• THE PROBLEM
Copy all lines holding the word "name" from the entries.

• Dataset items

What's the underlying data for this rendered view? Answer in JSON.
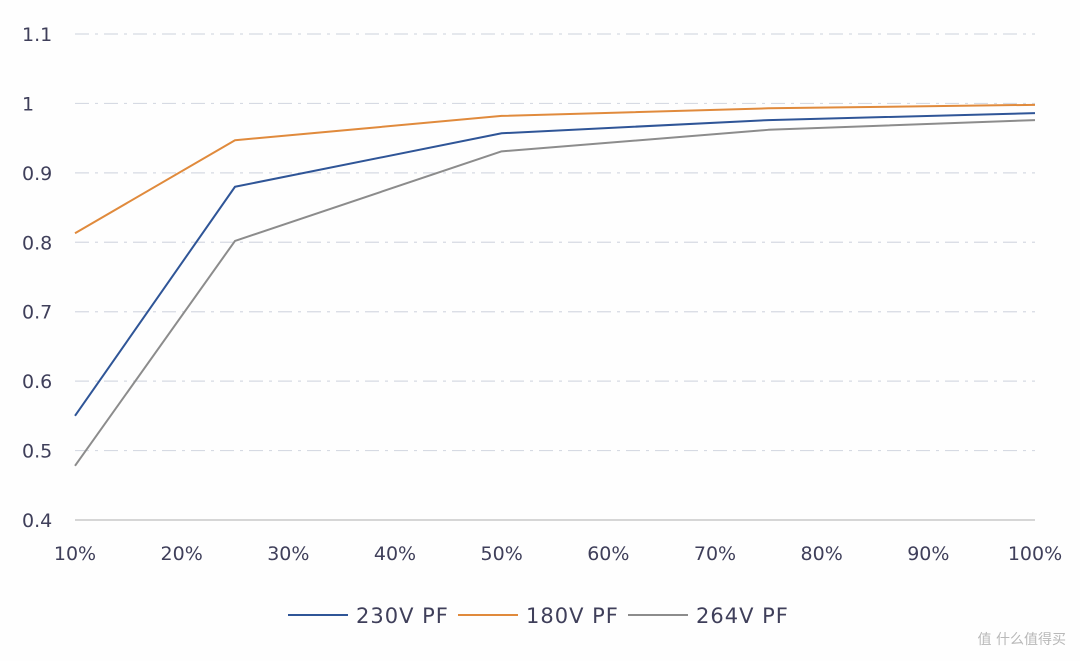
{
  "chart_data": {
    "type": "line",
    "title": "",
    "xlabel": "",
    "ylabel": "",
    "x": [
      10,
      25,
      50,
      75,
      100
    ],
    "x_ticks": [
      "10%",
      "20%",
      "30%",
      "40%",
      "50%",
      "60%",
      "70%",
      "80%",
      "90%",
      "100%"
    ],
    "x_range": [
      10,
      100
    ],
    "y_ticks": [
      "0.4",
      "0.5",
      "0.6",
      "0.7",
      "0.8",
      "0.9",
      "1",
      "1.1"
    ],
    "ylim": [
      0.4,
      1.1
    ],
    "grid": "horizontal dashed",
    "legend_position": "bottom",
    "series": [
      {
        "name": "230V PF",
        "color": "#2f5597",
        "values": [
          0.55,
          0.88,
          0.957,
          0.976,
          0.986
        ]
      },
      {
        "name": "180V PF",
        "color": "#e08a3c",
        "values": [
          0.813,
          0.947,
          0.982,
          0.993,
          0.998
        ]
      },
      {
        "name": "264V PF",
        "color": "#8c8c8c",
        "values": [
          0.478,
          0.802,
          0.931,
          0.962,
          0.976
        ]
      }
    ]
  },
  "watermark": "什么值得买"
}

• REPLY TO THE EXERCISE
        "name": "230V PF",
        "name": "180V PF",
        "name": "264V PF",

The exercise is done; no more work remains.